■ WHAT IS ASKED
Write out, exactly as they appear, only the lines running from the line with "Extract all readable text from this page." to the final line of the listing; include both.

■ DATASET RECORDS

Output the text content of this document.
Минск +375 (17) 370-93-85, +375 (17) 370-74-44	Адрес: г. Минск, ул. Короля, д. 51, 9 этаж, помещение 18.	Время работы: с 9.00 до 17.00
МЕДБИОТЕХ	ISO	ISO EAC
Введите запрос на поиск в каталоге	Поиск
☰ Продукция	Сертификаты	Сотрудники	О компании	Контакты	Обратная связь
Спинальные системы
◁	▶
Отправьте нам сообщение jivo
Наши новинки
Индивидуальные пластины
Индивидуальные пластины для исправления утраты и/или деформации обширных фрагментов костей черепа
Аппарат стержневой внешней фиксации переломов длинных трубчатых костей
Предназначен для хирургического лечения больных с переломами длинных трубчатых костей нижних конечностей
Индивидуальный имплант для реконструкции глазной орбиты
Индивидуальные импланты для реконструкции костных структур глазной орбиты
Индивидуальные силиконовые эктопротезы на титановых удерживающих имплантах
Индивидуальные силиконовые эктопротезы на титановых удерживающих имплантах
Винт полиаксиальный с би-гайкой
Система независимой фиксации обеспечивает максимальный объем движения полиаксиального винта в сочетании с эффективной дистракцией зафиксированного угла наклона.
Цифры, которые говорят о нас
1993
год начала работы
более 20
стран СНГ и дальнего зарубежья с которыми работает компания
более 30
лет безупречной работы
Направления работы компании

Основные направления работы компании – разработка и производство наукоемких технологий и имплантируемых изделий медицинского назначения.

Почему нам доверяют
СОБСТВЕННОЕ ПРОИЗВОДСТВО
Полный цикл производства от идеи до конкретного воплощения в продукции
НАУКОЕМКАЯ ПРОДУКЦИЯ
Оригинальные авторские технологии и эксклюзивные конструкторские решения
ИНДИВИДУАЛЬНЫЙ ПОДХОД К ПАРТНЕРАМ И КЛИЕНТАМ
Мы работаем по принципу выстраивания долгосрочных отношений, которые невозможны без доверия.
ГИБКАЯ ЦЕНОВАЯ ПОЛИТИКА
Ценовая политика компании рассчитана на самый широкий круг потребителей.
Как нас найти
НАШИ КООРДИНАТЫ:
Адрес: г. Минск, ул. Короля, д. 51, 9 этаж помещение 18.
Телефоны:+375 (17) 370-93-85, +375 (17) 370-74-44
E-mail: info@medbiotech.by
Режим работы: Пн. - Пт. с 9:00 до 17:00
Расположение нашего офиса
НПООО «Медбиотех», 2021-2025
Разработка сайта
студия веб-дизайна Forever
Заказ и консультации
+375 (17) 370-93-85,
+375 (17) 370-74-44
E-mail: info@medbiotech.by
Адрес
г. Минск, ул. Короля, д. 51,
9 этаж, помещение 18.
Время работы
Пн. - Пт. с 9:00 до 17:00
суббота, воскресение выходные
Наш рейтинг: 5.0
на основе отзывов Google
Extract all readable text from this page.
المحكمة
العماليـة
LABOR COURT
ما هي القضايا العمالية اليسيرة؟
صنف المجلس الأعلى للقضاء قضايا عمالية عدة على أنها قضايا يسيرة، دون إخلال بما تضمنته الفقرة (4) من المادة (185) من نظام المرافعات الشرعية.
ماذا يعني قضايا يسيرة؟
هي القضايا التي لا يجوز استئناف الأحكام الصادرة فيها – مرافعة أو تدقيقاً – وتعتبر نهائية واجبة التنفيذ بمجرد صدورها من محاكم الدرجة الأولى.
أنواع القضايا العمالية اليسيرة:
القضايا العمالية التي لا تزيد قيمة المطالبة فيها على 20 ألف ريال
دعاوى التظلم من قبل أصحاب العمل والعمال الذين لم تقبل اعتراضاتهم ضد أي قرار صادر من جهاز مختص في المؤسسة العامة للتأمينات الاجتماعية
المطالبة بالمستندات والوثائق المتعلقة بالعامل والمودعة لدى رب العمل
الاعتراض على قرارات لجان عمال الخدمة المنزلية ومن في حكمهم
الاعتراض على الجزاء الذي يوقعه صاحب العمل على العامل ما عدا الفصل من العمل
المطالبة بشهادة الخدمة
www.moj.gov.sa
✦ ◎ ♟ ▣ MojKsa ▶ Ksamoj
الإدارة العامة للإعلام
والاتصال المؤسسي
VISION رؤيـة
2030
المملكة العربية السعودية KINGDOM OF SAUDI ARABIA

■ THE SOLUTION
Extract all readable text from this page.
المحكمة
العماليـة
LABOR COURT
ما هي القضايا العمالية اليسيرة؟
صنف المجلس الأعلى للقضاء قضايا عمالية عدة على أنها قضايا يسيرة، دون إخلال بما تضمنته الفقرة (4) من المادة (185) من نظام المرافعات الشرعية.
ماذا يعني قضايا يسيرة؟
هي القضايا التي لا يجوز استئناف الأحكام الصادرة فيها – مرافعة أو تدقيقاً – وتعتبر نهائية واجبة التنفيذ بمجرد صدورها من محاكم الدرجة الأولى.
أنواع القضايا العمالية اليسيرة:
القضايا العمالية التي لا تزيد قيمة المطالبة فيها على 20 ألف ريال
دعاوى التظلم من قبل أصحاب العمل والعمال الذين لم تقبل اعتراضاتهم ضد أي قرار صادر من جهاز مختص في المؤسسة العامة للتأمينات الاجتماعية
المطالبة بالمستندات والوثائق المتعلقة بالعامل والمودعة لدى رب العمل
الاعتراض على قرارات لجان عمال الخدمة المنزلية ومن في حكمهم
الاعتراض على الجزاء الذي يوقعه صاحب العمل على العامل ما عدا الفصل من العمل
المطالبة بشهادة الخدمة
www.moj.gov.sa
✦ ◎ ♟ ▣ MojKsa ▶ Ksamoj
الإدارة العامة للإعلام
والاتصال المؤسسي
VISION رؤيـة
2030
المملكة العربية السعودية KINGDOM OF SAUDI ARABIA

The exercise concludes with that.